__Text section__:
↓↓↓

I have to admit that my first thought at the mention of JK by the Duke here was 'oh no, not again' - given the Duke's over-reliance on hanging his entire argument off one or two isolated thoughts of JK on the subject. But beyond that, I thought why not cut the Duke some slack here and have a look at JKs thoughts. Here's JKs article that the Duke has been depending on so heavily ->









						Why Do Bitcoins Have Value?
					

Bitcoin is touted as a private, decentralized digital currency. But what gives the leading cryptocurrency value?




					www.investopedia.com
				




Its been updated several times since first publication - presumably to keep it accurate and relevant. Gone is Kelleher's suggestion that bitcoin can't make it as a store of value without making it first as a means of exchange. Although Kelleher has added information on the advent of bitcoin as legal tender in El Salvador and marked it as 'very important'. There's another section added to the article which must have been inspired by the Duke himself. Here it is:

Why Do Some People Believe Bitcoins Are Worthless?​Like any asset or thing of value, the price that people are willing to pay for Bitcoins is a socially-agreed upon level that is also based on supply and demand. Because Bitcoins are virtual, only existing within computer networks, *some people have a hard time grasping that Bitcoins are scarce* and that they have a cost of production. Because of this* unwillingness* to accept that digital traces can hold value in this way, they remain convinced that Bitcoins are worthless. Others who *understand* the Bitcoin system agree it is valuable.

↑↑↑

__Source material__:
↓↓↓

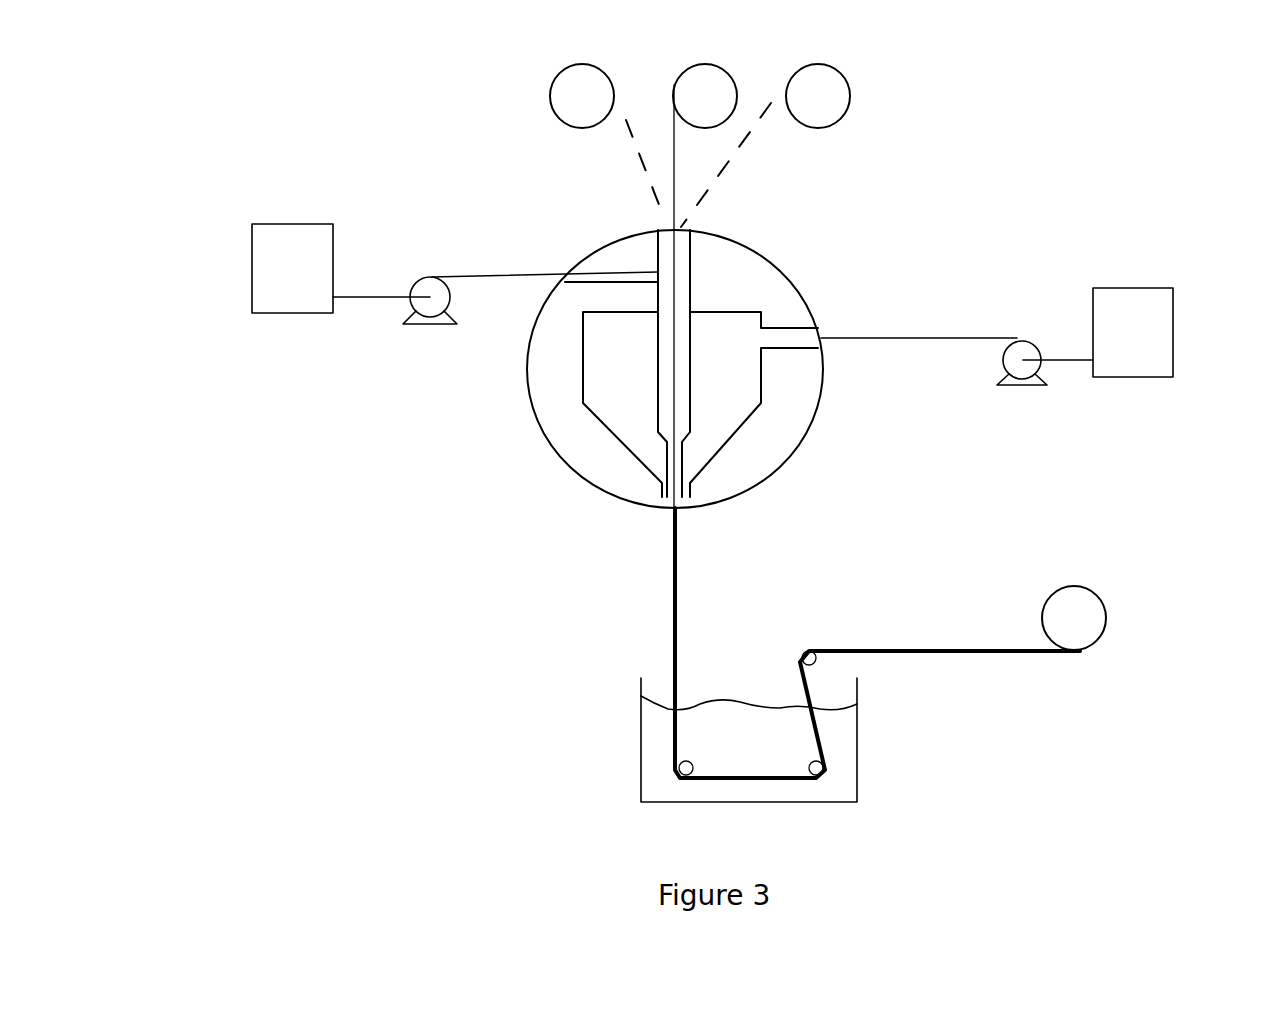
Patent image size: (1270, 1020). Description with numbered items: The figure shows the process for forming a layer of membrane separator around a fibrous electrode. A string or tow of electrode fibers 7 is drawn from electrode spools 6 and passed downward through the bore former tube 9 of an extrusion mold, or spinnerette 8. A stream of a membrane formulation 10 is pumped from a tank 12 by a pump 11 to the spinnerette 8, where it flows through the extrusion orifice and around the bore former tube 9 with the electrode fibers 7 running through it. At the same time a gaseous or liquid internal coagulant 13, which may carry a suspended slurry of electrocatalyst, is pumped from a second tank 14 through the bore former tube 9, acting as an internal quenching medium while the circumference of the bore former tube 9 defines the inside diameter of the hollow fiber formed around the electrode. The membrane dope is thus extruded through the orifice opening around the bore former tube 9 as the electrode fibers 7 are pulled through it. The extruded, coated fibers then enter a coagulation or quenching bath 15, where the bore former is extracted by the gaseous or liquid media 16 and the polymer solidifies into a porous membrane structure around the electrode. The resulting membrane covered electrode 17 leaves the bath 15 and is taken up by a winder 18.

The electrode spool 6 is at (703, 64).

↑↑↑

__Your instructions__:
Answer these questions from the forum post about bitcoin's value.
(a) Which suggestion by Kelleher is gone from the updated article?
(b) What new information has Kelleher added and marked as 'very important'?
(c) According to the quoted section, what do some people have a hard time grasping because Bitcoins are virtual?

__Task solution__:
(a) The suggestion that bitcoin can't make it as a store of value without making it first as a means of exchange.
(b) Information on the advent of bitcoin as legal tender in El Salvador.
(c) That Bitcoins are scarce and that they have a cost of production.